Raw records
+===+

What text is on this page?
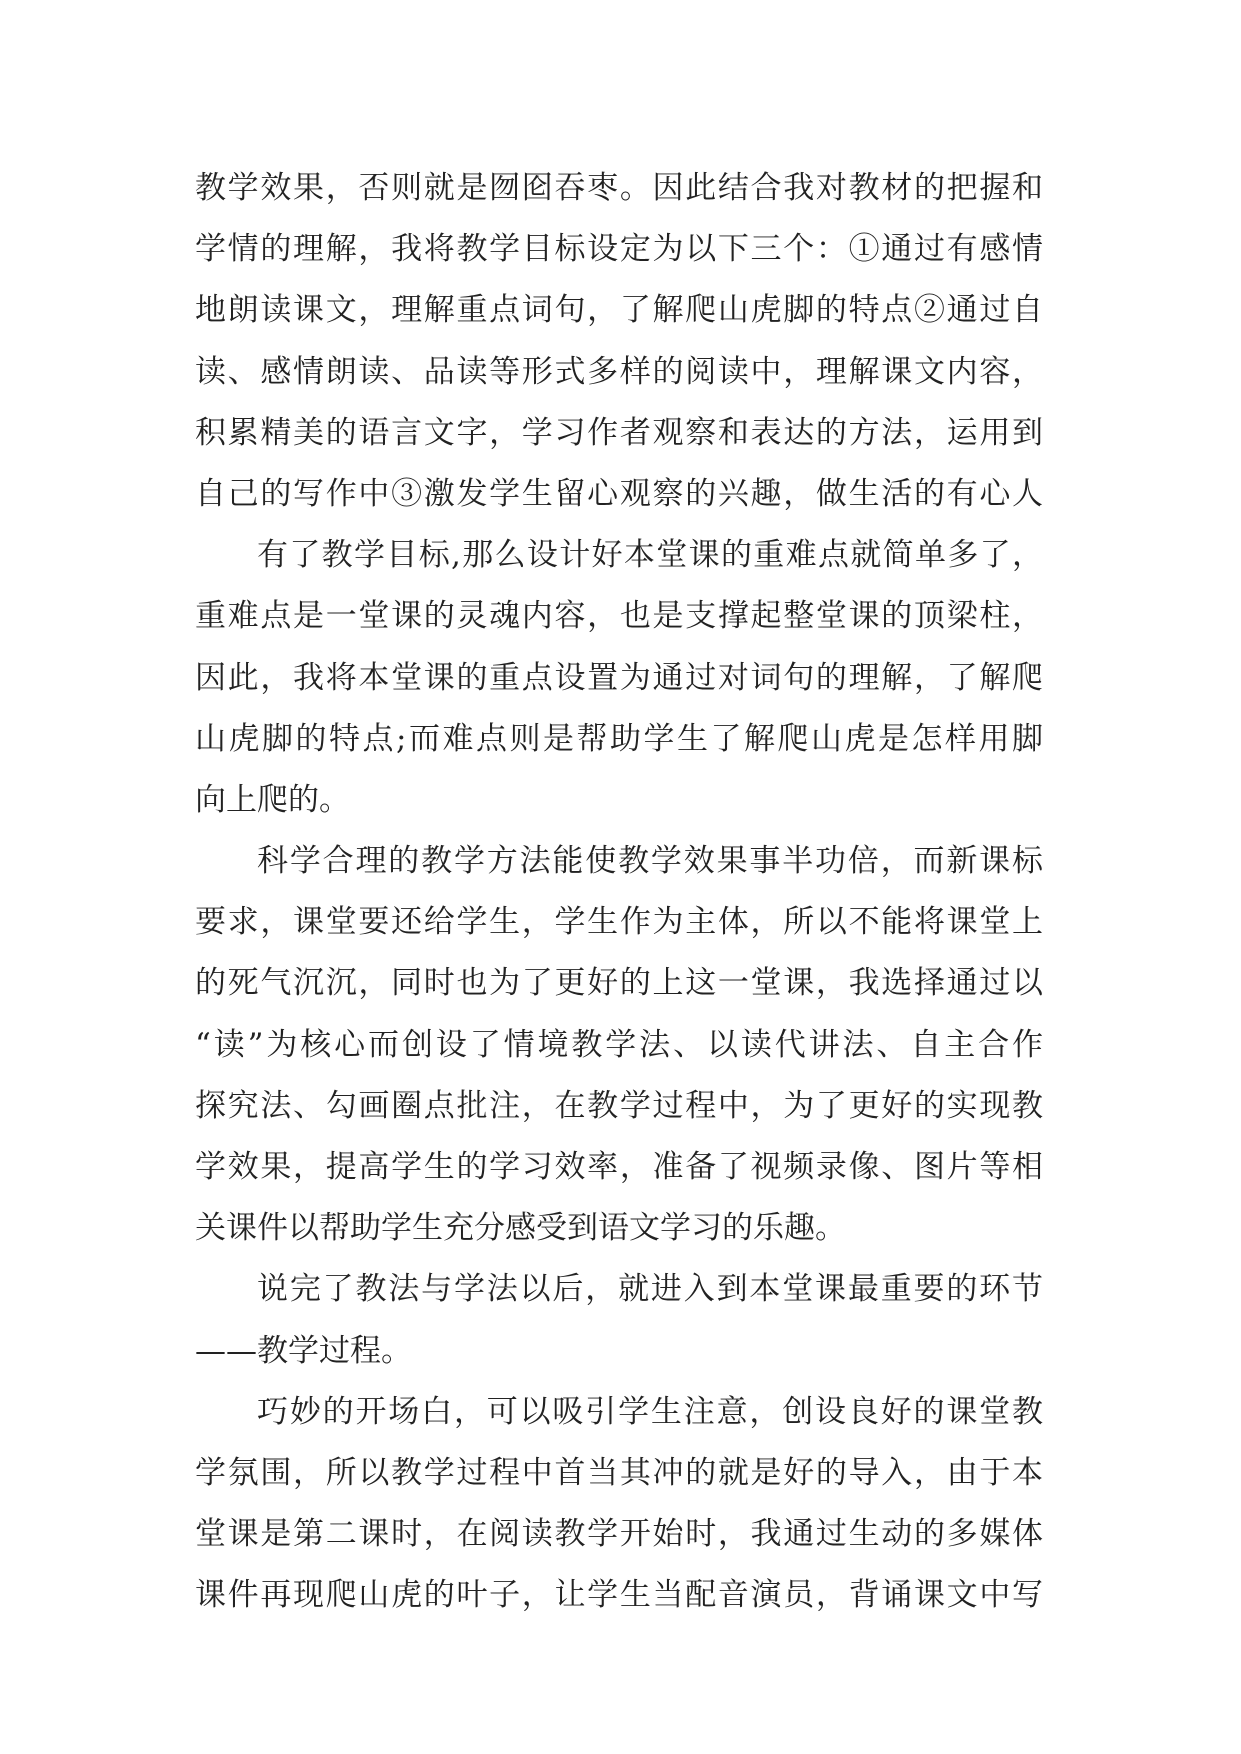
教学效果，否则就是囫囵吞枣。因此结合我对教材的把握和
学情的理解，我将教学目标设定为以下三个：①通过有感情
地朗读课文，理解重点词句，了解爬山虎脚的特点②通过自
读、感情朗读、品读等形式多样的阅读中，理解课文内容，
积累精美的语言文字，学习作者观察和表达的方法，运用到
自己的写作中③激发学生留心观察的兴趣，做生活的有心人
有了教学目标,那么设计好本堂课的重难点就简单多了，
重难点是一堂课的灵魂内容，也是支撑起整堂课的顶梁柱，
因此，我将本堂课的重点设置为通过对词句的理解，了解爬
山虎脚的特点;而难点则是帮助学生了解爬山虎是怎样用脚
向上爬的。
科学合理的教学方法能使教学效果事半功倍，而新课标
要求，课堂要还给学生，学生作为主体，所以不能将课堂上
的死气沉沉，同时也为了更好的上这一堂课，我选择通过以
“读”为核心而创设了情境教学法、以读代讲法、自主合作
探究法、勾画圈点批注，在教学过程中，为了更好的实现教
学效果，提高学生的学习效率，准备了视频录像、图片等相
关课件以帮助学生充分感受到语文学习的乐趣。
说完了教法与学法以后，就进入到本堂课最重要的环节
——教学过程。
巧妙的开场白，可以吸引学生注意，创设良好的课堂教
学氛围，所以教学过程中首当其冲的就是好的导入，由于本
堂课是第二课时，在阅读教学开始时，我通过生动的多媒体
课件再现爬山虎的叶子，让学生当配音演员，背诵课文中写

+===+

EXERCISE REQUIREMENTS:
The entries above are to be returned exactly, without their pictures.

RESULT FOR THIS TASK:
What text is on this page?
教学效果，否则就是囫囵吞枣。因此结合我对教材的把握和
学情的理解，我将教学目标设定为以下三个：①通过有感情
地朗读课文，理解重点词句，了解爬山虎脚的特点②通过自
读、感情朗读、品读等形式多样的阅读中，理解课文内容，
积累精美的语言文字，学习作者观察和表达的方法，运用到
自己的写作中③激发学生留心观察的兴趣，做生活的有心人
有了教学目标,那么设计好本堂课的重难点就简单多了，
重难点是一堂课的灵魂内容，也是支撑起整堂课的顶梁柱，
因此，我将本堂课的重点设置为通过对词句的理解，了解爬
山虎脚的特点;而难点则是帮助学生了解爬山虎是怎样用脚
向上爬的。
科学合理的教学方法能使教学效果事半功倍，而新课标
要求，课堂要还给学生，学生作为主体，所以不能将课堂上
的死气沉沉，同时也为了更好的上这一堂课，我选择通过以
“读”为核心而创设了情境教学法、以读代讲法、自主合作
探究法、勾画圈点批注，在教学过程中，为了更好的实现教
学效果，提高学生的学习效率，准备了视频录像、图片等相
关课件以帮助学生充分感受到语文学习的乐趣。
说完了教法与学法以后，就进入到本堂课最重要的环节
——教学过程。
巧妙的开场白，可以吸引学生注意，创设良好的课堂教
学氛围，所以教学过程中首当其冲的就是好的导入，由于本
堂课是第二课时，在阅读教学开始时，我通过生动的多媒体
课件再现爬山虎的叶子，让学生当配音演员，背诵课文中写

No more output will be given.